Written tasks:
1. In the time and work notes, what is the ratio of time taken by A and B to complete the work when A is x times as good a workman as B?
2. Carry on with the time and work notes, picking up after their last line.
# Start of Quoted passage
For work done problems,
If the problem involves two individuals, use this formula:
t=(m1*m2)/(m1+m2)
Here,
t= Total time taken if all individuals work together to complete the work.
m1= Time taken by the first individual to do the work alone.
m2= Time taken by the second individual to do the work alone.
Time & Work
Work is always considered as an entire value or one. There exists an analogy between the time-speed-distance problems and work. Work based problems are more or less related to time speed and distance.
Important Formulae:
1) Work from days:
If a person can do a work in 'n' days, then person's 1 day work = 1 / n
2) Days from work:
If a person's 1 day work is equal to 1/n , then the person can finish the work in 'n' days.
3) Number of Days = Total Work / Work Done in 1 Day
Quick Tricks & Tips:
1) Ratio:
If 'A' is 'x' times as good a workman as 'B', then
a) Ratio of work done by A & B in equal time = x: 1
b) Ratio of time taken by A & B to complete the work = 1: x. This means that 'A' takes (1/xth) time as that of 'B' to finish same amount of work.
For example,
if A is twice good a workman as B, then it means that
a) A does twice as much work as done by B in equal time i.e. A:B = 2:1
b) A finishes his work in half the time as B
2) Combined Work:
a) If 'A' and 'B' can finish the work in 'x' & 'y' days respectively, then
A's one day work = 1/x
B's one day work = 1/ y
(A + B)'s one day work = 1/x + 1/y
Together, they finish the work in xy/ (x+y) days.
b) If 'A', 'B' & 'C' can complete the work in x, y & z days respectively, then
(A + B+ C) 's 1 day work = 1/x + 1/y + 1/z = (xy + yz + xz) / xyz
Together, they complete the work in xyz / (xy + yz + xz) days.
c) If A can do a work in 'x' days and if the same amount of work is done by A & B together in 'y' days, then
A's one day work = 1/x
(A+B)'s one day work = 1/y
B's one day work = 1/y - 1/x = (x – y)/xy
So, 'B' alone will take xy/(x - y)
# End of Quoted passage
# Start of Dataset entries
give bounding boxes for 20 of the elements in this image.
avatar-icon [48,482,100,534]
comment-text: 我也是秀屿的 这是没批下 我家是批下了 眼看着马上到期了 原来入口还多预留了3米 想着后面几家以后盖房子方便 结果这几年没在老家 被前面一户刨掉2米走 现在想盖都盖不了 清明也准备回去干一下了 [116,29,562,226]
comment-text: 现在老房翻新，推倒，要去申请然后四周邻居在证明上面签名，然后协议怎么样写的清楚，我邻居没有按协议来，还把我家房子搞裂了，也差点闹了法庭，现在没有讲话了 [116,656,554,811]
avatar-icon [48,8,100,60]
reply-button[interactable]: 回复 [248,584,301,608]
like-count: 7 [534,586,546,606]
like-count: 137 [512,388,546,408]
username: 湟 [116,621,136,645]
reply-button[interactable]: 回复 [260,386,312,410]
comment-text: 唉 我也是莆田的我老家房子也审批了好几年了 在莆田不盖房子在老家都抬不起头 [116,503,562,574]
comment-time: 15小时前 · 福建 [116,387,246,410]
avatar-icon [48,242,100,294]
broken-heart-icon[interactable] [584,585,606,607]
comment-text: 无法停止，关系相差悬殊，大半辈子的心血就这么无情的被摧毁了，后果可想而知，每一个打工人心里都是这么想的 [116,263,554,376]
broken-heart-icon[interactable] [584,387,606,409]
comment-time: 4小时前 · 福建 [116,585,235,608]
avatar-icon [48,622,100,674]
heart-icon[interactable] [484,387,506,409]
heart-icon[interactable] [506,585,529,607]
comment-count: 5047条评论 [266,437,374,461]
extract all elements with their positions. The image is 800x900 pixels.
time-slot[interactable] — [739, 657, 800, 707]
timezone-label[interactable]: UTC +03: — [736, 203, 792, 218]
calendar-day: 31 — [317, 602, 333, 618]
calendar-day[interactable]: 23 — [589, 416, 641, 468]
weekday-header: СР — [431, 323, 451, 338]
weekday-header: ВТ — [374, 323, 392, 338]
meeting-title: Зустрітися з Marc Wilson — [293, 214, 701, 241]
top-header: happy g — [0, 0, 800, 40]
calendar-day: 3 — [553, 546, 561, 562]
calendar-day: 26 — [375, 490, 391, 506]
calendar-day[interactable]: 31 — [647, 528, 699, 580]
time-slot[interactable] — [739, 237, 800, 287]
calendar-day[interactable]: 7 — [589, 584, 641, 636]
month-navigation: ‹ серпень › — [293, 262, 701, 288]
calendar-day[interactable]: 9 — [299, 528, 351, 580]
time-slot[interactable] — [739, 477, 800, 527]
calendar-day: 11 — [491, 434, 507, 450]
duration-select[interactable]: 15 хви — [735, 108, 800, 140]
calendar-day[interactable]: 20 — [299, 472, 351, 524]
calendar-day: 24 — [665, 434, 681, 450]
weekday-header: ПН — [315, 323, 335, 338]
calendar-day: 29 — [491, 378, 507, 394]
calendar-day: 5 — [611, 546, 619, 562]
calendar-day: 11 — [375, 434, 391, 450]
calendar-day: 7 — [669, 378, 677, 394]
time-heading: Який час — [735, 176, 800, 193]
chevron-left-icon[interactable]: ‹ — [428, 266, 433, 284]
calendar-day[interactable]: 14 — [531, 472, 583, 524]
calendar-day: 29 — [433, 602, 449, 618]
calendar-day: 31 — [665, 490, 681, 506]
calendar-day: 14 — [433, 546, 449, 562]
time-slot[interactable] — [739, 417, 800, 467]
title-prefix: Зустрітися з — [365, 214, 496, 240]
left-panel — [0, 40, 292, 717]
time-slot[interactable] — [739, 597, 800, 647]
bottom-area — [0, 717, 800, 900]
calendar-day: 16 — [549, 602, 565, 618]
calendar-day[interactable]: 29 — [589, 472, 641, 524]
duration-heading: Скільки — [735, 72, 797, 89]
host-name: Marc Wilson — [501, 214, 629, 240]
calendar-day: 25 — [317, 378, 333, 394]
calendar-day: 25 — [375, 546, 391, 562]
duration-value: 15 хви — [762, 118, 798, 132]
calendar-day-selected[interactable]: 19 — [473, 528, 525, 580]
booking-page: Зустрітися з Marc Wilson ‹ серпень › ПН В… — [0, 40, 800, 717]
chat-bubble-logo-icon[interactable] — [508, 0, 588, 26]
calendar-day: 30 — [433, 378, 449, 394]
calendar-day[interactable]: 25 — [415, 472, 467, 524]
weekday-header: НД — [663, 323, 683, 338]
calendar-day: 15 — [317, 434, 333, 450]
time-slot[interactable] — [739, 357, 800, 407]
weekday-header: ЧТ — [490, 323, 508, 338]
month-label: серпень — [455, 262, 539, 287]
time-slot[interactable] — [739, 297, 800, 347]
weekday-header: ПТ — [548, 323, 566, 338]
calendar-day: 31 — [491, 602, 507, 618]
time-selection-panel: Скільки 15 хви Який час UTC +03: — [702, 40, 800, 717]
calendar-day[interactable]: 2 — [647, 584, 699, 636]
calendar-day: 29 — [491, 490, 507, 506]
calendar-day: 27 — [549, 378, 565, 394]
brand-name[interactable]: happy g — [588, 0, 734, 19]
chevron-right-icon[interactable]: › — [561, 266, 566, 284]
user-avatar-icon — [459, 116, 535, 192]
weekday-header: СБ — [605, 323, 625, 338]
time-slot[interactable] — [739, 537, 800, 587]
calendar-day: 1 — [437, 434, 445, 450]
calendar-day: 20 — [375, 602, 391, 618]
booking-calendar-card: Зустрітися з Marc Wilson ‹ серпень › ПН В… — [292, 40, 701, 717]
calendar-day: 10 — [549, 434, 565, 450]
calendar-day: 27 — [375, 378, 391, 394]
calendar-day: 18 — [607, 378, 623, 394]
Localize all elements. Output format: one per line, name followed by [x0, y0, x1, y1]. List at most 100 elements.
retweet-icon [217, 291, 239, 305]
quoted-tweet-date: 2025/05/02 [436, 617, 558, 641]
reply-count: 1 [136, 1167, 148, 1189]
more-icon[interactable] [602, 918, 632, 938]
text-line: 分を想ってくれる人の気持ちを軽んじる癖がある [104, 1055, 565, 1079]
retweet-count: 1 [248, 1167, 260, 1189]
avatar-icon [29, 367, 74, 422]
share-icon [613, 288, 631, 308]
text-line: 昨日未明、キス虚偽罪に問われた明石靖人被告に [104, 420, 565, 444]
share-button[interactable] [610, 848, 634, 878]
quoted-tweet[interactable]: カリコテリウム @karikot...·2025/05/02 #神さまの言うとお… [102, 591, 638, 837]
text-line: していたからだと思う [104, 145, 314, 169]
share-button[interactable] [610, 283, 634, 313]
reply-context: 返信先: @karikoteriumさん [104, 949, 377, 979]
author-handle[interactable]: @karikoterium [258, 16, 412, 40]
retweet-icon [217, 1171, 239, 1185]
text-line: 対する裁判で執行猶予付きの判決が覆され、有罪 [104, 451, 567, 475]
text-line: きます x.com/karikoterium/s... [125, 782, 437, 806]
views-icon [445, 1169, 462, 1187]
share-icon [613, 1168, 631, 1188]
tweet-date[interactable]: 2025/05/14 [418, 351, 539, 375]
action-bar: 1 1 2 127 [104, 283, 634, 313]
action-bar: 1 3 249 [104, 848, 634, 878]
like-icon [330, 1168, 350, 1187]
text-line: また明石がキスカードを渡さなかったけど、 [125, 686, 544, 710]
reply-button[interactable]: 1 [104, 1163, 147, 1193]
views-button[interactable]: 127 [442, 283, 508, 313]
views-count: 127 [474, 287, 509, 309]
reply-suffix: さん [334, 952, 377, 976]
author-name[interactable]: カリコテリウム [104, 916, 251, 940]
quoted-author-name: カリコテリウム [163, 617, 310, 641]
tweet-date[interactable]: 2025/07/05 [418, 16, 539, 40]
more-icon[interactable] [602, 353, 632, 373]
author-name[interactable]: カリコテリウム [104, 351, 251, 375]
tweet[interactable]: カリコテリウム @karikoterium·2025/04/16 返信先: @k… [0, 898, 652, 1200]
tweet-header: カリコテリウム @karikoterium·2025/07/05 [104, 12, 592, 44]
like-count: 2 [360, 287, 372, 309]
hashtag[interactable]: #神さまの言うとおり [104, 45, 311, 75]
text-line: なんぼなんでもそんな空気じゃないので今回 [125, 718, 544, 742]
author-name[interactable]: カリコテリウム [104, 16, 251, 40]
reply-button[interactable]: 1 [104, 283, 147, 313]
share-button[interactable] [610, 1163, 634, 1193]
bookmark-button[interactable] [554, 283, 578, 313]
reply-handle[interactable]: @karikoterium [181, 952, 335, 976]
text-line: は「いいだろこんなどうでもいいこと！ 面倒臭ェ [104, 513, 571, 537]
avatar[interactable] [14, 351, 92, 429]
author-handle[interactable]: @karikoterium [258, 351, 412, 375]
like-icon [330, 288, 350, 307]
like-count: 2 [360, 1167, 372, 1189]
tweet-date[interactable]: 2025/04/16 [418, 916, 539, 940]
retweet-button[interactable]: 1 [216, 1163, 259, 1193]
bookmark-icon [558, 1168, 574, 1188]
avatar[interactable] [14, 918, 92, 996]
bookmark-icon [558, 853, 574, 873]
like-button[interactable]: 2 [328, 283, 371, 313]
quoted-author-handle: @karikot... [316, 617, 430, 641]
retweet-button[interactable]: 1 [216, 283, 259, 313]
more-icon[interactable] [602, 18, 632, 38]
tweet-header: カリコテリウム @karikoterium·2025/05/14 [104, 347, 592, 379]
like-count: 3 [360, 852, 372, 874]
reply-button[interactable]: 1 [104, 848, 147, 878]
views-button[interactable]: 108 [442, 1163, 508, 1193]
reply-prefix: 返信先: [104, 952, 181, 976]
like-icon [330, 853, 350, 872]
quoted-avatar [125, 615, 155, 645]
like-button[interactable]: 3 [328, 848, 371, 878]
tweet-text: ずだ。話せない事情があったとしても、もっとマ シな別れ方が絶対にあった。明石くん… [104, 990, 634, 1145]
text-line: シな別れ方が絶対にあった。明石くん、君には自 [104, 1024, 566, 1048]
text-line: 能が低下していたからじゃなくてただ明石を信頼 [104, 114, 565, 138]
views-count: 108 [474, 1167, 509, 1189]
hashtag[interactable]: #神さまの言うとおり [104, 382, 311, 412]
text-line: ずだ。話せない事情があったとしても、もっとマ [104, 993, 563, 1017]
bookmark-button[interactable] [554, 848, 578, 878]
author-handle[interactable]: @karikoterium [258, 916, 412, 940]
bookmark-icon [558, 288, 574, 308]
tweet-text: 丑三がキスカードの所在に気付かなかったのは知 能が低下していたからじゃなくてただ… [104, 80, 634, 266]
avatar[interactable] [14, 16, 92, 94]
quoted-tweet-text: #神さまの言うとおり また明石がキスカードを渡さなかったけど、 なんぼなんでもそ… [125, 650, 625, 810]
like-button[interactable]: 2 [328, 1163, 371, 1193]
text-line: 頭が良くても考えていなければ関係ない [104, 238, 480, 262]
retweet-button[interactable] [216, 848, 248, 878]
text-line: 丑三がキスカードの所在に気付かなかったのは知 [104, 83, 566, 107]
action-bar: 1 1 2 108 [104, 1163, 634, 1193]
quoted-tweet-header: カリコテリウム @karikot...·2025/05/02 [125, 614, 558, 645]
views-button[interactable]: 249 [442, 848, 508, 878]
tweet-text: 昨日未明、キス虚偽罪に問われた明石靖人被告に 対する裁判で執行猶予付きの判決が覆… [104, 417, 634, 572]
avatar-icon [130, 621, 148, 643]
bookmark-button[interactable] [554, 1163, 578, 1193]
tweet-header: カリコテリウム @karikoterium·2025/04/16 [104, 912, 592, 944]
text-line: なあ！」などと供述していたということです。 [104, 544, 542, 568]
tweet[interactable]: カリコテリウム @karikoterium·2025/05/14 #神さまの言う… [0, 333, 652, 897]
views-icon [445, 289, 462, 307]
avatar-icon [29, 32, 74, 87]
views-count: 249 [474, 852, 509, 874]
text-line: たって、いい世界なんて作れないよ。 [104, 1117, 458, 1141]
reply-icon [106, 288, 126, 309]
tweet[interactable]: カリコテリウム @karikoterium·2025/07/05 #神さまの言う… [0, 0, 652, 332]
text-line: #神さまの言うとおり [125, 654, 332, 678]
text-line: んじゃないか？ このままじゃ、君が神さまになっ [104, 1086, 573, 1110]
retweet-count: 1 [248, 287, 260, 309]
# End of Dataset entries
Answers to the exercise:
1. 1: x

2.
d) If A & B together perform some part of work in 'x' days, B & C together perform it in 'y' days and C & A together perform it in 'z' days, then
(A + B)'s one day work = 1/x
(B + C)'s one day work = 1/y
(C + A)'s one day work = 1/z
1/x + 1/y + 1/z = 2(A+B+C)'s 1 one day work
Now, we have at hand (A + B + C)'s one day work = (1/x + 1/y + 1/z) / 2
(A+ B+ C) will together complete the work in 2/ (1/x + 1/y + 1/z) days
If A works alone, then deduct A's work from the total work of B & C to find the time taken by A alone.
For A working alone, time required =A's work - (A+B+C)'s combined work = 2/ (1/x - 1/y + 1/z) days = 2xyz / [xy + yz – zx] days
Similarly, - If B works alone, then time required = 2xyz / [- xy + yz + zx] days
- If C works alone, then time required = 2xyz / [xy - yz + zx] days
3) Man -Work -Hour related problems:
Remember that (M D H) / W is constant
where,
M: Number of Men
D: Number of Days
H: Number of Hours
W: Amount of Work done
If men are fixed, work is proportional to time. If work is fixed , time is inversely proportional to men. Thus,
(M1 * T1) / W1 = (M2 * T2) / W2
Once you have understood the following simple things, this chapter will become extremely easy for you.
a) Work and time are directly proportional to each other
b) Number of men and time are inversely proportional to each other
c) And, work can be divided into equal parts i.e. if a task is finished in 10 days, in one day you will finish (1/10th) part of the work.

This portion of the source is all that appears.